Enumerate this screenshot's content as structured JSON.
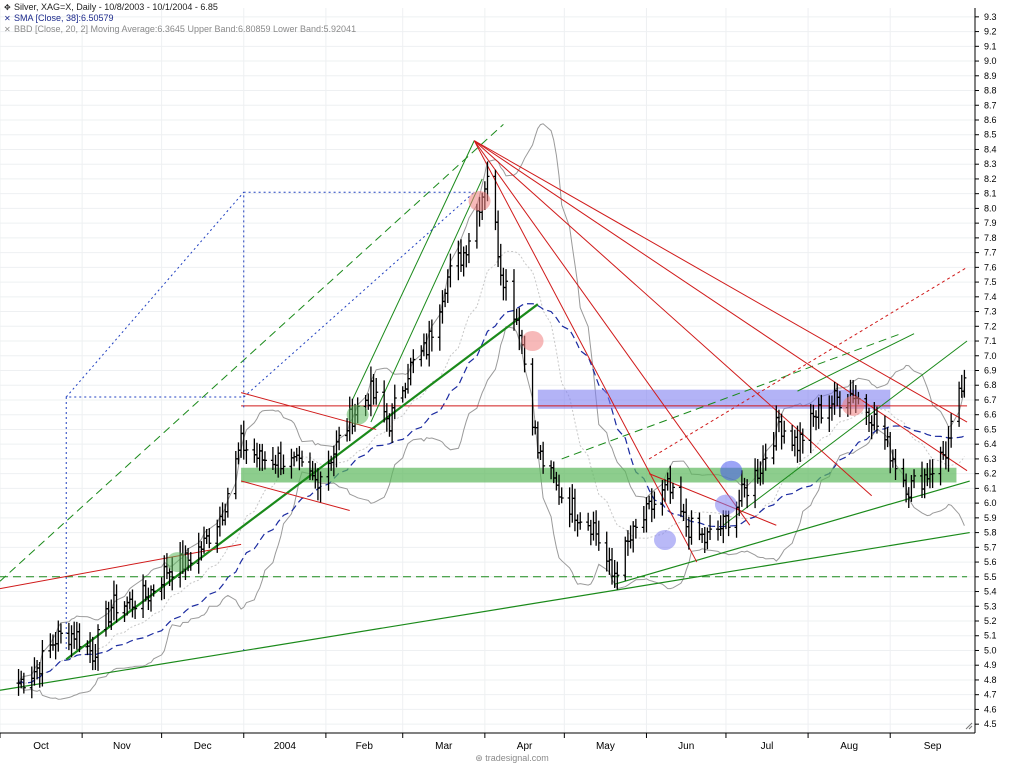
{
  "legend": {
    "instrument": "Silver, XAG=X, Daily - 10/8/2003 - 10/1/2004 - 6.85",
    "sma": "SMA [Close, 38]:6.50579",
    "bbd": "BBD [Close, 20, 2] Moving Average:6.3645 Upper Band:6.80859 Lower Band:5.92041"
  },
  "footer": "tradesignal.com",
  "colors": {
    "bar": "#000000",
    "sma": "#1a2aa0",
    "band": "#9a9a9a",
    "up_trend": "#1a8a1a",
    "resistance": "#d01a1a",
    "support_zone": "#5cb85c",
    "resistance_zone": "#8080f0",
    "channel": "#2040c0"
  },
  "chart_data": {
    "type": "ohlc",
    "title": "Silver, XAG=X, Daily - 10/8/2003 - 10/1/2004",
    "last": 6.85,
    "x_labels": [
      "Oct",
      "Nov",
      "Dec",
      "2004",
      "Feb",
      "Mar",
      "Apr",
      "May",
      "Jun",
      "Jul",
      "Aug",
      "Sep"
    ],
    "y_ticks": [
      4.5,
      4.6,
      4.7,
      4.8,
      4.9,
      5.0,
      5.1,
      5.2,
      5.3,
      5.4,
      5.5,
      5.6,
      5.7,
      5.8,
      5.9,
      6.0,
      6.1,
      6.2,
      6.3,
      6.4,
      6.5,
      6.6,
      6.7,
      6.8,
      6.9,
      7.0,
      7.1,
      7.2,
      7.3,
      7.4,
      7.5,
      7.6,
      7.7,
      7.8,
      7.9,
      8.0,
      8.1,
      8.2,
      8.3,
      8.4,
      8.5,
      8.6,
      8.7,
      8.8,
      8.9,
      9.0,
      9.1,
      9.2,
      9.3
    ],
    "ylim": [
      4.44,
      9.36
    ],
    "price_path": [
      [
        "2003-10-08",
        4.78
      ],
      [
        "2003-10-15",
        4.88
      ],
      [
        "2003-10-22",
        5.08
      ],
      [
        "2003-10-29",
        5.12
      ],
      [
        "2003-11-05",
        4.98
      ],
      [
        "2003-11-12",
        5.3
      ],
      [
        "2003-11-19",
        5.32
      ],
      [
        "2003-11-26",
        5.38
      ],
      [
        "2003-12-03",
        5.55
      ],
      [
        "2003-12-10",
        5.6
      ],
      [
        "2003-12-17",
        5.72
      ],
      [
        "2003-12-24",
        5.95
      ],
      [
        "2003-12-31",
        6.4
      ],
      [
        "2004-01-07",
        6.3
      ],
      [
        "2004-01-14",
        6.3
      ],
      [
        "2004-01-21",
        6.25
      ],
      [
        "2004-01-28",
        6.15
      ],
      [
        "2004-02-04",
        6.35
      ],
      [
        "2004-02-11",
        6.6
      ],
      [
        "2004-02-18",
        6.75
      ],
      [
        "2004-02-25",
        6.55
      ],
      [
        "2004-03-03",
        6.9
      ],
      [
        "2004-03-10",
        7.05
      ],
      [
        "2004-03-17",
        7.5
      ],
      [
        "2004-03-24",
        7.7
      ],
      [
        "2004-03-31",
        8.1
      ],
      [
        "2004-04-02",
        8.25
      ],
      [
        "2004-04-07",
        7.6
      ],
      [
        "2004-04-14",
        7.2
      ],
      [
        "2004-04-21",
        6.35
      ],
      [
        "2004-04-28",
        6.1
      ],
      [
        "2004-05-05",
        5.95
      ],
      [
        "2004-05-12",
        5.85
      ],
      [
        "2004-05-19",
        5.5
      ],
      [
        "2004-05-26",
        5.75
      ],
      [
        "2004-06-02",
        5.95
      ],
      [
        "2004-06-09",
        6.1
      ],
      [
        "2004-06-16",
        5.85
      ],
      [
        "2004-06-23",
        5.75
      ],
      [
        "2004-06-30",
        5.85
      ],
      [
        "2004-07-07",
        6.05
      ],
      [
        "2004-07-14",
        6.25
      ],
      [
        "2004-07-21",
        6.55
      ],
      [
        "2004-07-28",
        6.4
      ],
      [
        "2004-08-04",
        6.6
      ],
      [
        "2004-08-11",
        6.7
      ],
      [
        "2004-08-18",
        6.75
      ],
      [
        "2004-08-25",
        6.6
      ],
      [
        "2004-09-01",
        6.35
      ],
      [
        "2004-09-08",
        6.1
      ],
      [
        "2004-09-15",
        6.2
      ],
      [
        "2004-09-22",
        6.35
      ],
      [
        "2004-09-29",
        6.85
      ]
    ],
    "indicators": [
      {
        "name": "SMA [Close, 38]",
        "last": 6.50579
      },
      {
        "name": "BBD [Close, 20, 2] Moving Average",
        "last": 6.3645
      },
      {
        "name": "Upper Band",
        "last": 6.80859
      },
      {
        "name": "Lower Band",
        "last": 5.92041
      }
    ],
    "horizontal_levels": [
      {
        "value": 6.66,
        "style": "red line"
      },
      {
        "value": 6.2,
        "style": "green zone"
      },
      {
        "value": 5.5,
        "style": "green dashed"
      }
    ]
  }
}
------
Copy out each line of the entries that holds "Daily".

    "instrument": "Silver, XAG=X, Daily - 10/8/2003 - 10/1/2004 - 6.85",
    "title": "Silver, XAG=X, Daily - 10/8/2003 - 10/1/2004",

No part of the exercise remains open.